Exercise
Every line below should be copied exactly; drop the pictures.

Stored entries
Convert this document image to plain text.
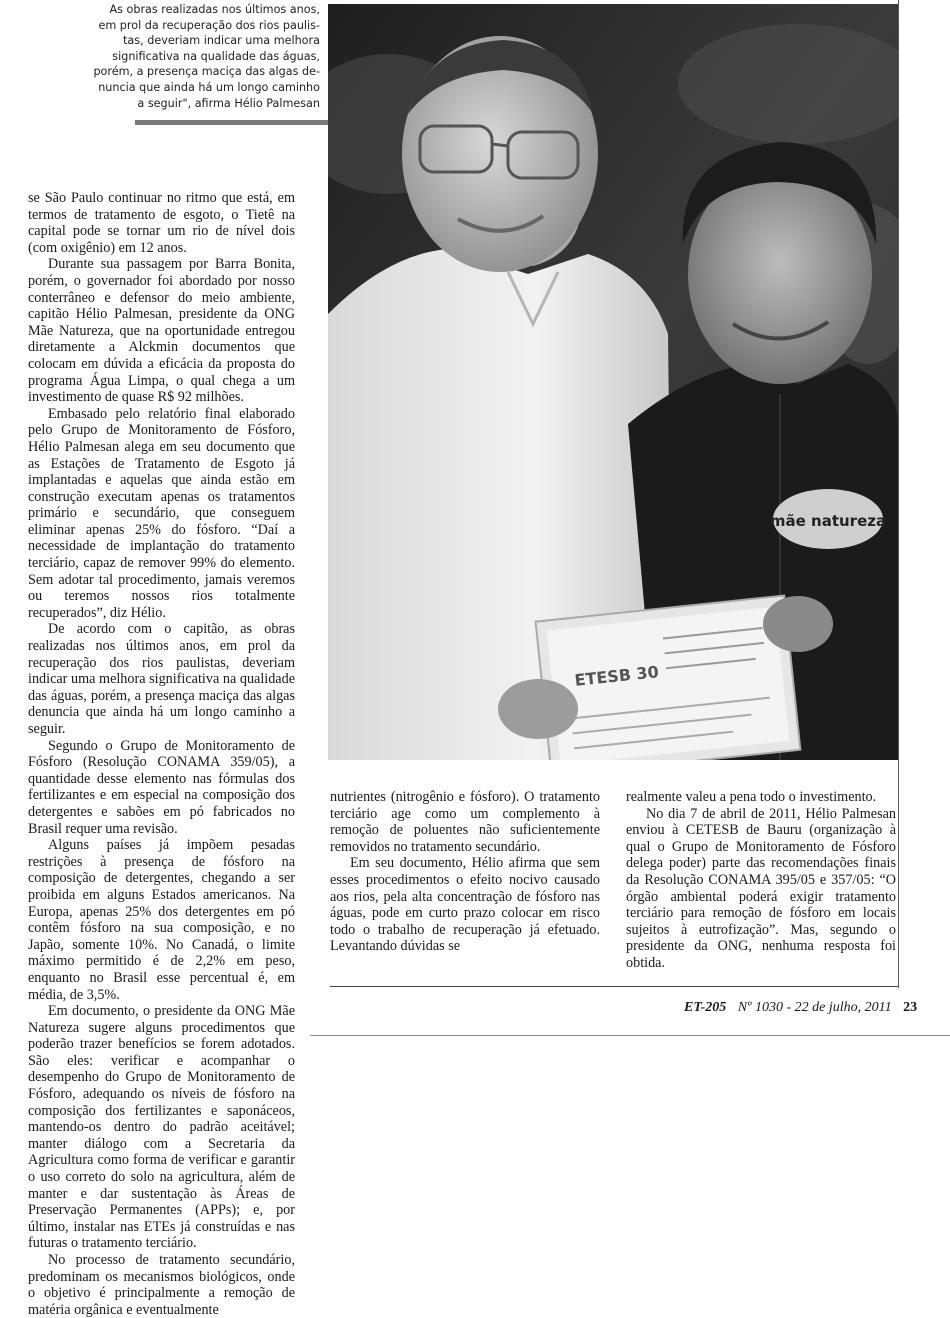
As obras realizadas nos últimos anos,
em prol da recuperação dos rios paulis-
tas, deveriam indicar uma melhora
significativa na qualidade das águas,
porém, a presença maciça das algas de-
nuncia que ainda há um longo caminho
a seguir", afirma Hélio Palmesan
mãe natureza
ETESB 30

se São Paulo continuar no ritmo que está, em termos de tratamento de esgoto, o Tietê na capital pode se tornar um rio de nível dois (com oxigênio) em 12 anos.

Durante sua passagem por Barra Bonita, porém, o governador foi abordado por nosso conterrâneo e defensor do meio ambiente, capitão Hélio Palmesan, presidente da ONG Mãe Natureza, que na oportunidade entregou diretamente a Alckmin documentos que colocam em dúvida a eficácia da proposta do programa Água Limpa, o qual chega a um investimento de quase R$ 92 milhões.

Embasado pelo relatório final elaborado pelo Grupo de Monitoramento de Fósforo, Hélio Palmesan alega em seu documento que as Estações de Tratamento de Esgoto já implantadas e aquelas que ainda estão em construção executam apenas os tratamentos primário e secundário, que conseguem eliminar apenas 25% do fósforo. “Daí a necessidade de implantação do tratamento terciário, capaz de remover 99% do elemento. Sem adotar tal procedimento, jamais veremos ou teremos nossos rios totalmente recuperados”, diz Hélio.

De acordo com o capitão, as obras realizadas nos últimos anos, em prol da recuperação dos rios paulistas, deveriam indicar uma melhora significativa na qualidade das águas, porém, a presença maciça das algas denuncia que ainda há um longo caminho a seguir.

Segundo o Grupo de Monitoramento de Fósforo (Resolução CONAMA 359/05), a quantidade desse elemento nas fórmulas dos fertilizantes e em especial na composição dos detergentes e sabões em pó fabricados no Brasil requer uma revisão.

Alguns países já impõem pesadas restrições à presença de fósforo na composição de detergentes, chegando a ser proibida em alguns Estados americanos. Na Europa, apenas 25% dos detergentes em pó contêm fósforo na sua composição, e no Japão, somente 10%. No Canadá, o limite máximo permitido é de 2,2% em peso, enquanto no Brasil esse percentual é, em média, de 3,5%.

Em documento, o presidente da ONG Mãe Natureza sugere alguns procedimentos que poderão trazer benefícios se forem adotados. São eles: verificar e acompanhar o desempenho do Grupo de Monitoramento de Fósforo, adequando os níveis de fósforo na composição dos fertilizantes e saponáceos, mantendo-os dentro do padrão aceitável; manter diálogo com a Secretaria da Agricultura como forma de verificar e garantir o uso correto do solo na agricultura, além de manter e dar sustentação às Áreas de Preservação Permanentes (APPs); e, por último, instalar nas ETEs já construídas e nas futuras o tratamento terciário.

No processo de tratamento secundário, predominam os mecanismos biológicos, onde o objetivo é principalmente a remoção de matéria orgânica e eventualmente

nutrientes (nitrogênio e fósforo). O tratamento terciário age como um complemento à remoção de poluentes não suficientemente removidos no tratamento secundário.

Em seu documento, Hélio afirma que sem esses procedimentos o efeito nocivo causado aos rios, pela alta concentração de fósforo nas águas, pode em curto prazo colocar em risco todo o trabalho de recuperação já efetuado. Levantando dúvidas se

realmente valeu a pena todo o investimento.

No dia 7 de abril de 2011, Hélio Palmesan enviou à CETESB de Bauru (organização à qual o Grupo de Monitoramento de Fósforo delega poder) parte das recomendações finais da Resolução CONAMA 395/05 e 357/05: “O órgão ambiental poderá exigir tratamento terciário para remoção de fósforo em locais sujeitos à eutrofização”. Mas, segundo o presidente da ONG, nenhuma resposta foi obtida.

ET-205 Nº 1030 - 22 de julho, 2011 23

Task response
Convert this document image to plain text.
As obras realizadas nos últimos anos,
em prol da recuperação dos rios paulis-
tas, deveriam indicar uma melhora
significativa na qualidade das águas,
porém, a presença maciça das algas de-
nuncia que ainda há um longo caminho
a seguir", afirma Hélio Palmesan
mãe natureza
ETESB 30

se São Paulo continuar no ritmo que está, em termos de tratamento de esgoto, o Tietê na capital pode se tornar um rio de nível dois (com oxigênio) em 12 anos.

Durante sua passagem por Barra Bonita, porém, o governador foi abordado por nosso conterrâneo e defensor do meio ambiente, capitão Hélio Palmesan, presidente da ONG Mãe Natureza, que na oportunidade entregou diretamente a Alckmin documentos que colocam em dúvida a eficácia da proposta do programa Água Limpa, o qual chega a um investimento de quase R$ 92 milhões.

Embasado pelo relatório final elaborado pelo Grupo de Monitoramento de Fósforo, Hélio Palmesan alega em seu documento que as Estações de Tratamento de Esgoto já implantadas e aquelas que ainda estão em construção executam apenas os tratamentos primário e secundário, que conseguem eliminar apenas 25% do fósforo. “Daí a necessidade de implantação do tratamento terciário, capaz de remover 99% do elemento. Sem adotar tal procedimento, jamais veremos ou teremos nossos rios totalmente recuperados”, diz Hélio.

De acordo com o capitão, as obras realizadas nos últimos anos, em prol da recuperação dos rios paulistas, deveriam indicar uma melhora significativa na qualidade das águas, porém, a presença maciça das algas denuncia que ainda há um longo caminho a seguir.

Segundo o Grupo de Monitoramento de Fósforo (Resolução CONAMA 359/05), a quantidade desse elemento nas fórmulas dos fertilizantes e em especial na composição dos detergentes e sabões em pó fabricados no Brasil requer uma revisão.

Alguns países já impõem pesadas restrições à presença de fósforo na composição de detergentes, chegando a ser proibida em alguns Estados americanos. Na Europa, apenas 25% dos detergentes em pó contêm fósforo na sua composição, e no Japão, somente 10%. No Canadá, o limite máximo permitido é de 2,2% em peso, enquanto no Brasil esse percentual é, em média, de 3,5%.

Em documento, o presidente da ONG Mãe Natureza sugere alguns procedimentos que poderão trazer benefícios se forem adotados. São eles: verificar e acompanhar o desempenho do Grupo de Monitoramento de Fósforo, adequando os níveis de fósforo na composição dos fertilizantes e saponáceos, mantendo-os dentro do padrão aceitável; manter diálogo com a Secretaria da Agricultura como forma de verificar e garantir o uso correto do solo na agricultura, além de manter e dar sustentação às Áreas de Preservação Permanentes (APPs); e, por último, instalar nas ETEs já construídas e nas futuras o tratamento terciário.

No processo de tratamento secundário, predominam os mecanismos biológicos, onde o objetivo é principalmente a remoção de matéria orgânica e eventualmente

nutrientes (nitrogênio e fósforo). O tratamento terciário age como um complemento à remoção de poluentes não suficientemente removidos no tratamento secundário.

Em seu documento, Hélio afirma que sem esses procedimentos o efeito nocivo causado aos rios, pela alta concentração de fósforo nas águas, pode em curto prazo colocar em risco todo o trabalho de recuperação já efetuado. Levantando dúvidas se

realmente valeu a pena todo o investimento.

No dia 7 de abril de 2011, Hélio Palmesan enviou à CETESB de Bauru (organização à qual o Grupo de Monitoramento de Fósforo delega poder) parte das recomendações finais da Resolução CONAMA 395/05 e 357/05: “O órgão ambiental poderá exigir tratamento terciário para remoção de fósforo em locais sujeitos à eutrofização”. Mas, segundo o presidente da ONG, nenhuma resposta foi obtida.

ET-205 Nº 1030 - 22 de julho, 2011 23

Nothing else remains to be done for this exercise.